-- Data provided start --

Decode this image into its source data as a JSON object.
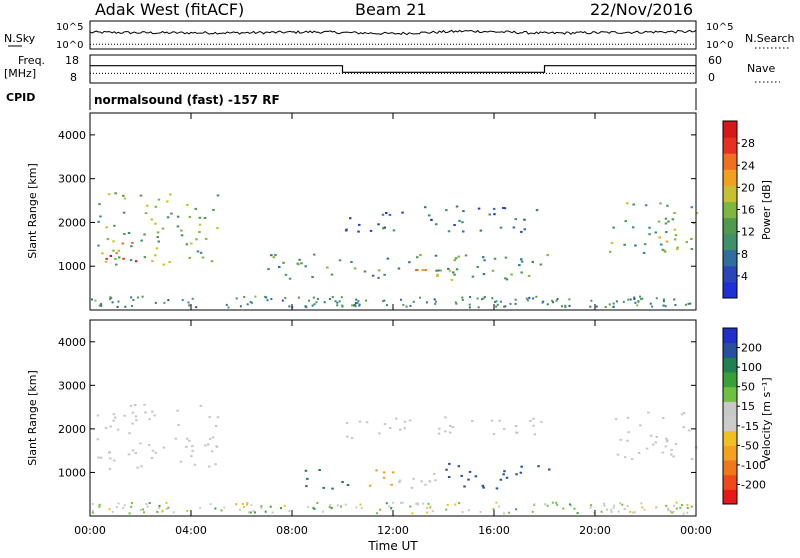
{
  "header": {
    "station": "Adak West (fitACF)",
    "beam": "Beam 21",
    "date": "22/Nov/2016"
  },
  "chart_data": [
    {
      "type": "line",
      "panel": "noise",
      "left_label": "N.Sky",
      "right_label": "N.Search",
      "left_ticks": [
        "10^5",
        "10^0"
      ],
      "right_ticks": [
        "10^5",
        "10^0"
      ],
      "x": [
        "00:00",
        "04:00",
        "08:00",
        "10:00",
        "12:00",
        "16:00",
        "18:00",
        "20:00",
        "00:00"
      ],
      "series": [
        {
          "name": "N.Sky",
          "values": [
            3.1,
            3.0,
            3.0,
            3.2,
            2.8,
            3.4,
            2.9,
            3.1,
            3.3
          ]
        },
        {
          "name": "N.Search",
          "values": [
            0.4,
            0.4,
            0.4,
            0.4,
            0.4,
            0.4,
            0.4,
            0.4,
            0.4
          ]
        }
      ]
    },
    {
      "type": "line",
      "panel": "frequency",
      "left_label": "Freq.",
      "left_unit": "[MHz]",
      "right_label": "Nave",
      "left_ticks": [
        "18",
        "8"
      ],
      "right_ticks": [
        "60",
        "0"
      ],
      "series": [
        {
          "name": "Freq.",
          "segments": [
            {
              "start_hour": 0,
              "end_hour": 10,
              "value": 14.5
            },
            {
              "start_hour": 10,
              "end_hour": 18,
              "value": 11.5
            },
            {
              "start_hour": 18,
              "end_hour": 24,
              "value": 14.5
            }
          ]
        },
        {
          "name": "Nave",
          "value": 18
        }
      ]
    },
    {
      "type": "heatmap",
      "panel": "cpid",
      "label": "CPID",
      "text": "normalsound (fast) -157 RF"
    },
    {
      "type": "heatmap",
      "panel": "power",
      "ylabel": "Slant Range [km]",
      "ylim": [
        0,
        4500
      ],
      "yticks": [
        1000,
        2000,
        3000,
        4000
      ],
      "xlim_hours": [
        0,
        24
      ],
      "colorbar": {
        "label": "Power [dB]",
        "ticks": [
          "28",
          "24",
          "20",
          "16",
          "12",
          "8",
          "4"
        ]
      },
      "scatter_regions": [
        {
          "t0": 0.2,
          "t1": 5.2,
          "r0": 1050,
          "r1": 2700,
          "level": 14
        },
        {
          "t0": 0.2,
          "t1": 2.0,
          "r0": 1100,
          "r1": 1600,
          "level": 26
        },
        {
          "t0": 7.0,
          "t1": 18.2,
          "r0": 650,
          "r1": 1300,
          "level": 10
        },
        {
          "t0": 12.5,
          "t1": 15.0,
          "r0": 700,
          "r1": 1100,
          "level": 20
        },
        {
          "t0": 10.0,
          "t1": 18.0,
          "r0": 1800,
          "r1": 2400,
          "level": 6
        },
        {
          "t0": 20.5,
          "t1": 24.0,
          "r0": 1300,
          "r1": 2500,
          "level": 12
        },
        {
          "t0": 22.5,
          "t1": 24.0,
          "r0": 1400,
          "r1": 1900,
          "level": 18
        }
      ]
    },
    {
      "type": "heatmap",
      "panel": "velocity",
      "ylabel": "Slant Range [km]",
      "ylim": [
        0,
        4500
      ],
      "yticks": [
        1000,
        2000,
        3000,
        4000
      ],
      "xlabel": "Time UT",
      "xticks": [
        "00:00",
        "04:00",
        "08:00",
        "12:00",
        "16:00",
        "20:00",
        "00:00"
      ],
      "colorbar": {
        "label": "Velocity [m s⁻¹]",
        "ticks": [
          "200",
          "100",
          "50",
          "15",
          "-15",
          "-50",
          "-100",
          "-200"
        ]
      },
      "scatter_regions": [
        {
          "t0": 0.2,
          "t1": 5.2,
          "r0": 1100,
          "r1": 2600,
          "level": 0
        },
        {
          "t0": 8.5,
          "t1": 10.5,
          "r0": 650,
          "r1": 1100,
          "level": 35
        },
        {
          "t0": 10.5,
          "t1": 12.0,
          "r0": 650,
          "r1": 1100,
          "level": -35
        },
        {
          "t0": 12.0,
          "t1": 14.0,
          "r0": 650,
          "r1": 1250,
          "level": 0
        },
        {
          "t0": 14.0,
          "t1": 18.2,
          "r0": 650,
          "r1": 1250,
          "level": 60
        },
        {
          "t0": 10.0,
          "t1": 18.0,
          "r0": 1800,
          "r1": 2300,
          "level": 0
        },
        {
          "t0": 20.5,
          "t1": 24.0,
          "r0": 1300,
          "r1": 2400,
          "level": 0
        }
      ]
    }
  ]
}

-- Data provided end --

#### [Work to be completed]
The material above holds pictures; copy everything else in it exactly.

#### [Output for this exercise]
Decode this image into its source data as a JSON object.
{
  "header": {
    "station": "Adak West (fitACF)",
    "beam": "Beam 21",
    "date": "22/Nov/2016"
  },
  "chart_data": [
    {
      "type": "line",
      "panel": "noise",
      "left_label": "N.Sky",
      "right_label": "N.Search",
      "left_ticks": [
        "10^5",
        "10^0"
      ],
      "right_ticks": [
        "10^5",
        "10^0"
      ],
      "x": [
        "00:00",
        "04:00",
        "08:00",
        "10:00",
        "12:00",
        "16:00",
        "18:00",
        "20:00",
        "00:00"
      ],
      "series": [
        {
          "name": "N.Sky",
          "values": [
            3.1,
            3.0,
            3.0,
            3.2,
            2.8,
            3.4,
            2.9,
            3.1,
            3.3
          ]
        },
        {
          "name": "N.Search",
          "values": [
            0.4,
            0.4,
            0.4,
            0.4,
            0.4,
            0.4,
            0.4,
            0.4,
            0.4
          ]
        }
      ]
    },
    {
      "type": "line",
      "panel": "frequency",
      "left_label": "Freq.",
      "left_unit": "[MHz]",
      "right_label": "Nave",
      "left_ticks": [
        "18",
        "8"
      ],
      "right_ticks": [
        "60",
        "0"
      ],
      "series": [
        {
          "name": "Freq.",
          "segments": [
            {
              "start_hour": 0,
              "end_hour": 10,
              "value": 14.5
            },
            {
              "start_hour": 10,
              "end_hour": 18,
              "value": 11.5
            },
            {
              "start_hour": 18,
              "end_hour": 24,
              "value": 14.5
            }
          ]
        },
        {
          "name": "Nave",
          "value": 18
        }
      ]
    },
    {
      "type": "heatmap",
      "panel": "cpid",
      "label": "CPID",
      "text": "normalsound (fast) -157 RF"
    },
    {
      "type": "heatmap",
      "panel": "power",
      "ylabel": "Slant Range [km]",
      "ylim": [
        0,
        4500
      ],
      "yticks": [
        1000,
        2000,
        3000,
        4000
      ],
      "xlim_hours": [
        0,
        24
      ],
      "colorbar": {
        "label": "Power [dB]",
        "ticks": [
          "28",
          "24",
          "20",
          "16",
          "12",
          "8",
          "4"
        ]
      },
      "scatter_regions": [
        {
          "t0": 0.2,
          "t1": 5.2,
          "r0": 1050,
          "r1": 2700,
          "level": 14
        },
        {
          "t0": 0.2,
          "t1": 2.0,
          "r0": 1100,
          "r1": 1600,
          "level": 26
        },
        {
          "t0": 7.0,
          "t1": 18.2,
          "r0": 650,
          "r1": 1300,
          "level": 10
        },
        {
          "t0": 12.5,
          "t1": 15.0,
          "r0": 700,
          "r1": 1100,
          "level": 20
        },
        {
          "t0": 10.0,
          "t1": 18.0,
          "r0": 1800,
          "r1": 2400,
          "level": 6
        },
        {
          "t0": 20.5,
          "t1": 24.0,
          "r0": 1300,
          "r1": 2500,
          "level": 12
        },
        {
          "t0": 22.5,
          "t1": 24.0,
          "r0": 1400,
          "r1": 1900,
          "level": 18
        }
      ]
    },
    {
      "type": "heatmap",
      "panel": "velocity",
      "ylabel": "Slant Range [km]",
      "ylim": [
        0,
        4500
      ],
      "yticks": [
        1000,
        2000,
        3000,
        4000
      ],
      "xlabel": "Time UT",
      "xticks": [
        "00:00",
        "04:00",
        "08:00",
        "12:00",
        "16:00",
        "20:00",
        "00:00"
      ],
      "colorbar": {
        "label": "Velocity [m s⁻¹]",
        "ticks": [
          "200",
          "100",
          "50",
          "15",
          "-15",
          "-50",
          "-100",
          "-200"
        ]
      },
      "scatter_regions": [
        {
          "t0": 0.2,
          "t1": 5.2,
          "r0": 1100,
          "r1": 2600,
          "level": 0
        },
        {
          "t0": 8.5,
          "t1": 10.5,
          "r0": 650,
          "r1": 1100,
          "level": 35
        },
        {
          "t0": 10.5,
          "t1": 12.0,
          "r0": 650,
          "r1": 1100,
          "level": -35
        },
        {
          "t0": 12.0,
          "t1": 14.0,
          "r0": 650,
          "r1": 1250,
          "level": 0
        },
        {
          "t0": 14.0,
          "t1": 18.2,
          "r0": 650,
          "r1": 1250,
          "level": 60
        },
        {
          "t0": 10.0,
          "t1": 18.0,
          "r0": 1800,
          "r1": 2300,
          "level": 0
        },
        {
          "t0": 20.5,
          "t1": 24.0,
          "r0": 1300,
          "r1": 2400,
          "level": 0
        }
      ]
    }
  ]
}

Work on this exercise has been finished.